REQUEST - In the records below, tally every line containing "JSON". Report only the total.

Data listing
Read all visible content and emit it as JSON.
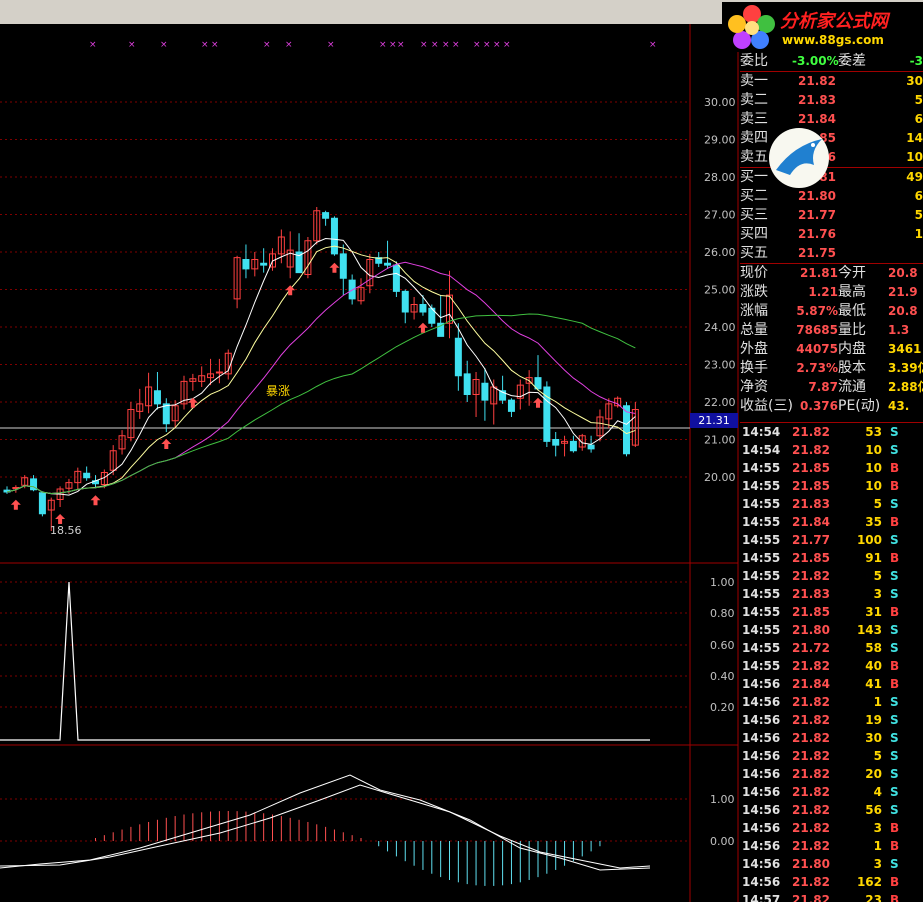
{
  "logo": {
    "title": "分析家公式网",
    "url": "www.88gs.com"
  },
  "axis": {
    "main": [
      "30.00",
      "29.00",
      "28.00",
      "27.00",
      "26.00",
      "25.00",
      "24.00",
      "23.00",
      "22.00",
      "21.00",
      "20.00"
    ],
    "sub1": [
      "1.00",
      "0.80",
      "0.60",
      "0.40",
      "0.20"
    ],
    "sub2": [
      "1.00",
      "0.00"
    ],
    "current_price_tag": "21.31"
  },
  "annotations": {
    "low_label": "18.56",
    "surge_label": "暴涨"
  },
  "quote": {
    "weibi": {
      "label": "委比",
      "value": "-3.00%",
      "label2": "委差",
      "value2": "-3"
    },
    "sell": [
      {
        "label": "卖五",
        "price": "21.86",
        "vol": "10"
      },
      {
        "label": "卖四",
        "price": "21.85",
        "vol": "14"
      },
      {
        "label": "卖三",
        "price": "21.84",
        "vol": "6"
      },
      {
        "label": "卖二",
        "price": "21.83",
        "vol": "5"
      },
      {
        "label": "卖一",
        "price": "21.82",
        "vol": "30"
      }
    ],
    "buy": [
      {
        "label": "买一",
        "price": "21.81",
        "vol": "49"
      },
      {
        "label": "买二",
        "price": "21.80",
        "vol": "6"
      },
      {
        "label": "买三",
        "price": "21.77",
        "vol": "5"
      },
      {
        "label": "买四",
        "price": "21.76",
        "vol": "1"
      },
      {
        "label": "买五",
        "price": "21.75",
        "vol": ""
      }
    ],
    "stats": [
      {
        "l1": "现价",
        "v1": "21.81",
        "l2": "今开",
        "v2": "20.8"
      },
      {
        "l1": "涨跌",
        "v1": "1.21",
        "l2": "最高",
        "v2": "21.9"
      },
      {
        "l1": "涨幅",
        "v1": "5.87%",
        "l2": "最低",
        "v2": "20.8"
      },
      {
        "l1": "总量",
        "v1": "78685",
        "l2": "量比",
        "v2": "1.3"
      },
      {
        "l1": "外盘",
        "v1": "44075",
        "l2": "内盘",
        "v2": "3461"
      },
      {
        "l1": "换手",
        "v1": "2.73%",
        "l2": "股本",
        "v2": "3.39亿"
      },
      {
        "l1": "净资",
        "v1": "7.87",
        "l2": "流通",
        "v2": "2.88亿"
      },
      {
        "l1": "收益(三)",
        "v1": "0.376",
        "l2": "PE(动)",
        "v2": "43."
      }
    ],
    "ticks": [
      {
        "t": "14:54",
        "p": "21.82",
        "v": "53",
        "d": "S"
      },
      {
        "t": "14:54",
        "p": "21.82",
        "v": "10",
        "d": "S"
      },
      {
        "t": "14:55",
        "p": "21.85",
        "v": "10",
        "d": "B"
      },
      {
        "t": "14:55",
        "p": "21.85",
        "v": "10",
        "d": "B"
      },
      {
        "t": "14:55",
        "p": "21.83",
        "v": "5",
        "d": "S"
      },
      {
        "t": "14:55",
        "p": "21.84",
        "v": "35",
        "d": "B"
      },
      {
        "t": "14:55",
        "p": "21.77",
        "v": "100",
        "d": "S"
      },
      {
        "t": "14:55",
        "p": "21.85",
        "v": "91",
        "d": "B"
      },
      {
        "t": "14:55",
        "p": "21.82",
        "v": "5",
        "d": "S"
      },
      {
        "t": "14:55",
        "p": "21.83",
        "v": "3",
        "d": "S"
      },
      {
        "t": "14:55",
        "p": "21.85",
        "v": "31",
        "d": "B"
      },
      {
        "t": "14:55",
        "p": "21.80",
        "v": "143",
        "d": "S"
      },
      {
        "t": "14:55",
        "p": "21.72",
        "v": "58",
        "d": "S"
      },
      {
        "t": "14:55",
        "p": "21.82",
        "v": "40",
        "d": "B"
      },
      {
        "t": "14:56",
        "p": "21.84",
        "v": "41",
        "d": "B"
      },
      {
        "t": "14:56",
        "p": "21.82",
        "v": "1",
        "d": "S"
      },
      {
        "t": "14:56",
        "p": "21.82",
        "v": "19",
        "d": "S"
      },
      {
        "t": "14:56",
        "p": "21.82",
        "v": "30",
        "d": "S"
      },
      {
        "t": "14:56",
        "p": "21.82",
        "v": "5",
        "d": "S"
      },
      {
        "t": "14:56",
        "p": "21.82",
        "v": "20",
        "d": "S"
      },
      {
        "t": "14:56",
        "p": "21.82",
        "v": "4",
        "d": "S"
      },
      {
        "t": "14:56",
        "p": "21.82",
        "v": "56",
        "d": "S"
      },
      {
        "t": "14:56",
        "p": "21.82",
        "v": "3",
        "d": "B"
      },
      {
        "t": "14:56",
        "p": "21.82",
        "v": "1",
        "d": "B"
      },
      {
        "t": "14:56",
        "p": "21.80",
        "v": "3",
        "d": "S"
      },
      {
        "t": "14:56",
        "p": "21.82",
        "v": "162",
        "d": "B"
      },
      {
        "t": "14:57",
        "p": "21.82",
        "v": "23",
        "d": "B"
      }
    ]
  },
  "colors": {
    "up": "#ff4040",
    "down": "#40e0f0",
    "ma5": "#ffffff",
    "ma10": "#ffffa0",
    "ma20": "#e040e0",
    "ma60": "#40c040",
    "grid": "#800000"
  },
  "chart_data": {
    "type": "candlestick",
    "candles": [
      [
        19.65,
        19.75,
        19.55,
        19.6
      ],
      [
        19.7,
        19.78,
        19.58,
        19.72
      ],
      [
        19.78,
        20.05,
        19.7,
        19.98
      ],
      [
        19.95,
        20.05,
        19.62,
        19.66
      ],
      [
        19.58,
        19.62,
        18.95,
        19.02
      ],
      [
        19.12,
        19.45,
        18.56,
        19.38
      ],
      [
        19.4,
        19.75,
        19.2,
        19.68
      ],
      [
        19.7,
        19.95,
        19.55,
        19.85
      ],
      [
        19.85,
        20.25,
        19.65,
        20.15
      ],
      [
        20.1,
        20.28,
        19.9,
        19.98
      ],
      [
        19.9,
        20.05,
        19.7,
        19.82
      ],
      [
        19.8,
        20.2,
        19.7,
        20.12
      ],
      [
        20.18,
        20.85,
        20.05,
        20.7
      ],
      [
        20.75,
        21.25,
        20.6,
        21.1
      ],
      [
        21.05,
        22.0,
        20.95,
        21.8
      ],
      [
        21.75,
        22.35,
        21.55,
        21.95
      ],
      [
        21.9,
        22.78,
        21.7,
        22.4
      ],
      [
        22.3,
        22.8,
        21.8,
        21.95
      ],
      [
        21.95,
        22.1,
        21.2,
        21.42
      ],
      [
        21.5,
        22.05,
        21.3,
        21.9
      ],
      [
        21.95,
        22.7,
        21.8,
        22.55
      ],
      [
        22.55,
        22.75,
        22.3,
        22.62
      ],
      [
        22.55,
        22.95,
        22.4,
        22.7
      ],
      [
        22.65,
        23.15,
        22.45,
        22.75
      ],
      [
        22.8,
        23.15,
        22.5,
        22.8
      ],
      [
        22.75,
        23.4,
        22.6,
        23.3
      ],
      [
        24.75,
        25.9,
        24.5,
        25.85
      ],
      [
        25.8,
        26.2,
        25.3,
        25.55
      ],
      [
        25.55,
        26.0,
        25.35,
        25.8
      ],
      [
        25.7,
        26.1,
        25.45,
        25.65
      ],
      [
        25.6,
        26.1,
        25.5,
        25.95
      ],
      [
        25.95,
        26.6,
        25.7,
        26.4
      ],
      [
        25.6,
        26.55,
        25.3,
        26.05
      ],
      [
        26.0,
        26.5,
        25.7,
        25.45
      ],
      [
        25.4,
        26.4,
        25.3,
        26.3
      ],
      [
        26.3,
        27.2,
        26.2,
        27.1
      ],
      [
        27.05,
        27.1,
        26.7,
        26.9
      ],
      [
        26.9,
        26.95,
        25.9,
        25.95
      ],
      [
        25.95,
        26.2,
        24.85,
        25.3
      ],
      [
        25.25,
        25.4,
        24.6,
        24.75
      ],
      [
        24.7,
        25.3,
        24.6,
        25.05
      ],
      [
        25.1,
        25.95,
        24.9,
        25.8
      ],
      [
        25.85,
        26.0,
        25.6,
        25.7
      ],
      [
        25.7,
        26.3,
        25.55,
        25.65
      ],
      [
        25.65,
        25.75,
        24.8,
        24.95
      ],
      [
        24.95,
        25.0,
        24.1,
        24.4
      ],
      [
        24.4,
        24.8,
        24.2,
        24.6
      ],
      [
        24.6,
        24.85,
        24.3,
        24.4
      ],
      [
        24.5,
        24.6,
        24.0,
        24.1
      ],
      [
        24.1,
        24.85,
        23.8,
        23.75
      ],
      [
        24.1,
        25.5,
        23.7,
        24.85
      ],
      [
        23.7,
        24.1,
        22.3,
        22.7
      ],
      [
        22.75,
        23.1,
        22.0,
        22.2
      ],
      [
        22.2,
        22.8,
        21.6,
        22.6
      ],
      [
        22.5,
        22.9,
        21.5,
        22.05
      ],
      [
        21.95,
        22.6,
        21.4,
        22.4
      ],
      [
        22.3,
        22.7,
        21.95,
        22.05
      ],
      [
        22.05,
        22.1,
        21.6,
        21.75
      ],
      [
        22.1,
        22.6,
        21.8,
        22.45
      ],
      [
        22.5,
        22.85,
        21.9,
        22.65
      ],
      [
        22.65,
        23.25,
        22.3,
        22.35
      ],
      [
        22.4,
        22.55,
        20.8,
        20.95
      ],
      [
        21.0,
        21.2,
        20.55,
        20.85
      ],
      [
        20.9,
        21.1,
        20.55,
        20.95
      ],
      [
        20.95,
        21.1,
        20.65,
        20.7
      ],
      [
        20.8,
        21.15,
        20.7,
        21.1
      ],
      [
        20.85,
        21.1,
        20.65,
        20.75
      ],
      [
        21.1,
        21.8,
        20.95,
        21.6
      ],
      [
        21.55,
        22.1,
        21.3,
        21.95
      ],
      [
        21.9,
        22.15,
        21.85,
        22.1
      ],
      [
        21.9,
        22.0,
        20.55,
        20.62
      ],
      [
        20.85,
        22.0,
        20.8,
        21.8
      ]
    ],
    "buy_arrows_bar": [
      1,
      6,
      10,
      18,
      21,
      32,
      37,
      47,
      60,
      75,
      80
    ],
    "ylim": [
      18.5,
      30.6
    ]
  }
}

--

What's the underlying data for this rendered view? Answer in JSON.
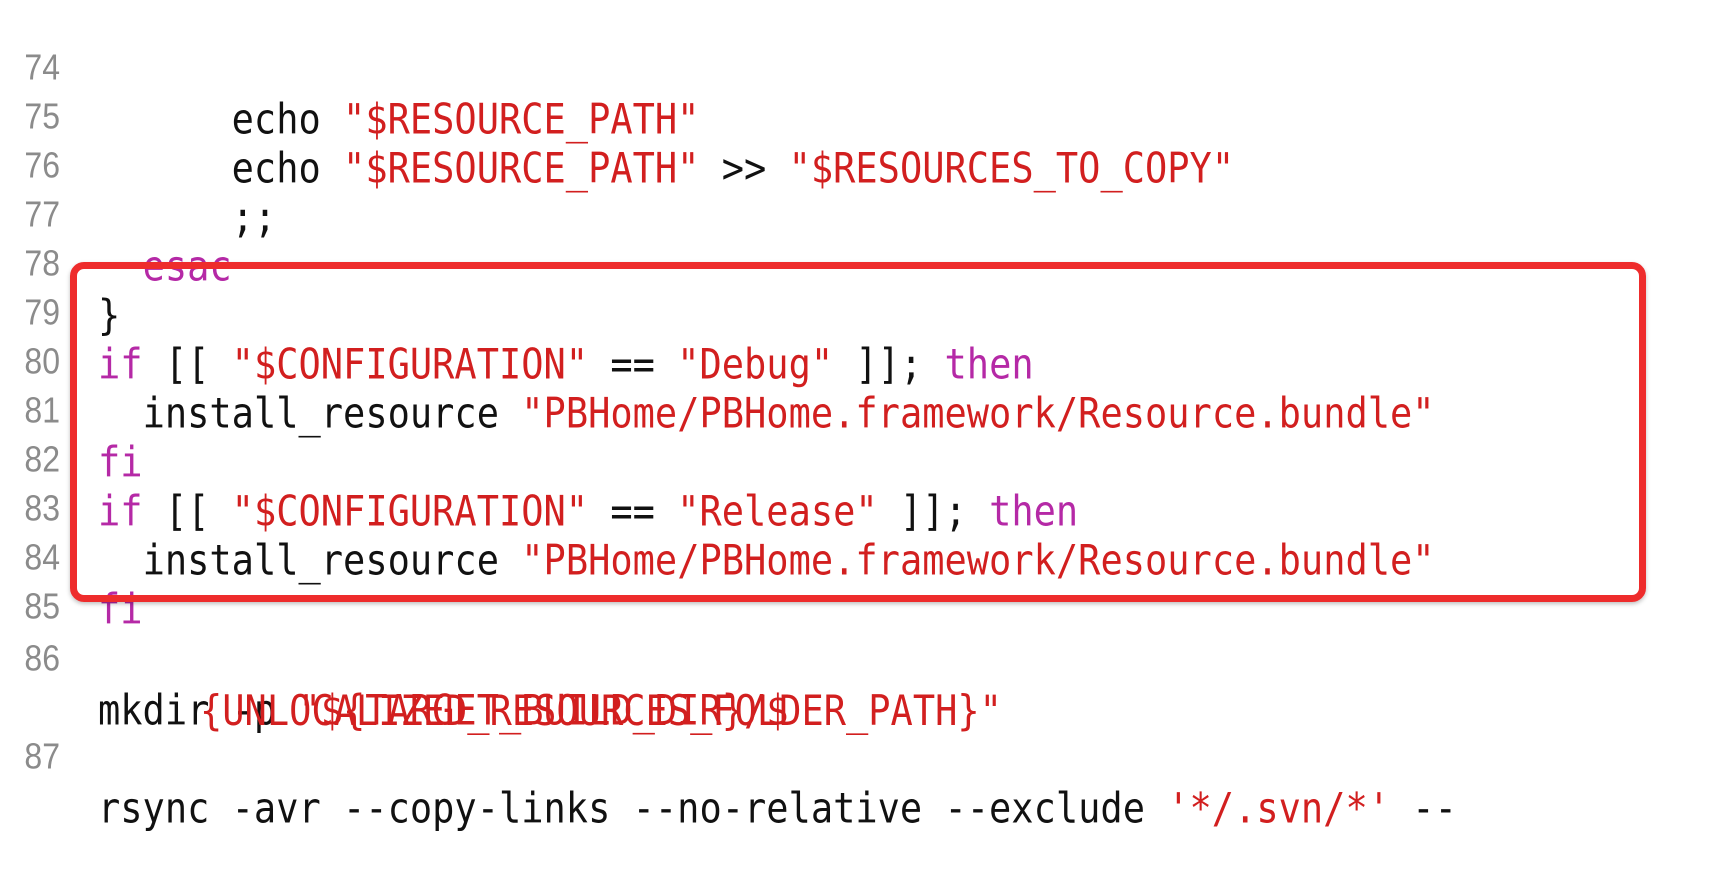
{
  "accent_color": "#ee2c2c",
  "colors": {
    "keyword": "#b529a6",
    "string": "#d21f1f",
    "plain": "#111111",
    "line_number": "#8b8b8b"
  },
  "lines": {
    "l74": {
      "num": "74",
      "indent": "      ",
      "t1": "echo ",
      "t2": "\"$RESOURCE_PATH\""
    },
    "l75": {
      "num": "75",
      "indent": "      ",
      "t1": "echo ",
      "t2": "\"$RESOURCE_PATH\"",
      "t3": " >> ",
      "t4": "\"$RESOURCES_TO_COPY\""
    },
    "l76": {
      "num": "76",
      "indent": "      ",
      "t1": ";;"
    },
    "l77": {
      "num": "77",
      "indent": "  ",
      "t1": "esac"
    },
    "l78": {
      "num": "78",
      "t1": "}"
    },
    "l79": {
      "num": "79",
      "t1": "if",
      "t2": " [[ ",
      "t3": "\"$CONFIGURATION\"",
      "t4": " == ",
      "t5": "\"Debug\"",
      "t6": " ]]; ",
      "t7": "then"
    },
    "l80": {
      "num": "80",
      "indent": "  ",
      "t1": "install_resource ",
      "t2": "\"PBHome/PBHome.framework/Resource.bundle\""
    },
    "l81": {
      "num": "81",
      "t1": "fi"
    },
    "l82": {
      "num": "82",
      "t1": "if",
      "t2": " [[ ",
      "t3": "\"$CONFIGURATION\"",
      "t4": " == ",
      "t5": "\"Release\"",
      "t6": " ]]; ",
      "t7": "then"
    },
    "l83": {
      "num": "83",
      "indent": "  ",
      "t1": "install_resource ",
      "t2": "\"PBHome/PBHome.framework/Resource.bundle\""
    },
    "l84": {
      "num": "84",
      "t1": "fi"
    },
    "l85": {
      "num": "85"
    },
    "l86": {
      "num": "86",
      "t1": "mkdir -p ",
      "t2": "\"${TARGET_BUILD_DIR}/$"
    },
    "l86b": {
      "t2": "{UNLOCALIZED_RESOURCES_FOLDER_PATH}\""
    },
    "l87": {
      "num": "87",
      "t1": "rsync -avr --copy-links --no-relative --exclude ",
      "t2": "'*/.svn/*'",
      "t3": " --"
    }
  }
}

RESULT FOR THIS TASK - 2